§ Set problem
Give a count of the lines below that have the string "Global" in them, with no other words.

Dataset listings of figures
▬▬▬▬▬▬▬▬▬▬
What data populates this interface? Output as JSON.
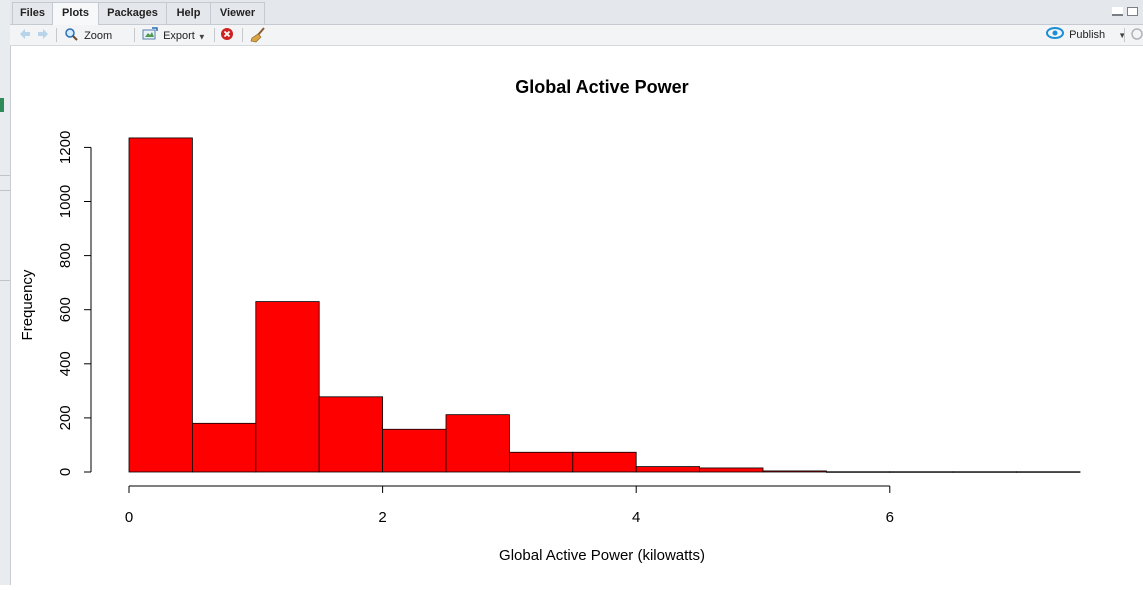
{
  "tabs": [
    {
      "label": "Files",
      "active": false
    },
    {
      "label": "Plots",
      "active": true
    },
    {
      "label": "Packages",
      "active": false
    },
    {
      "label": "Help",
      "active": false
    },
    {
      "label": "Viewer",
      "active": false
    }
  ],
  "toolbar": {
    "zoom_label": "Zoom",
    "export_label": "Export",
    "publish_label": "Publish",
    "icons": [
      "back-arrow-icon",
      "forward-arrow-icon",
      "zoom-icon",
      "export-icon",
      "remove-plot-icon",
      "broom-icon",
      "publish-icon"
    ]
  },
  "colors": {
    "bar_fill": "#ff0000",
    "bar_stroke": "#000000",
    "publish_icon": "#1a8fd6",
    "remove_icon": "#cc2222"
  },
  "chart_data": {
    "type": "bar",
    "subtype": "histogram",
    "title": "Global Active Power",
    "xlabel": "Global Active Power (kilowatts)",
    "ylabel": "Frequency",
    "bin_edges": [
      0,
      0.5,
      1,
      1.5,
      2,
      2.5,
      3,
      3.5,
      4,
      4.5,
      5,
      5.5,
      6,
      6.5,
      7,
      7.5
    ],
    "values": [
      1235,
      180,
      630,
      278,
      158,
      212,
      73,
      73,
      20,
      15,
      4,
      1,
      1,
      1,
      1
    ],
    "xlim": [
      0,
      7.5
    ],
    "ylim": [
      0,
      1250
    ],
    "x_ticks": [
      0,
      2,
      4,
      6
    ],
    "x_tick_labels": [
      "0",
      "2",
      "4",
      "6"
    ],
    "y_ticks": [
      0,
      200,
      400,
      600,
      800,
      1000,
      1200
    ],
    "y_tick_labels": [
      "0",
      "200",
      "400",
      "600",
      "800",
      "1000",
      "1200"
    ],
    "grid": false
  }
}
▬▬▬▬▬▬▬▬▬▬
§ Task solution
2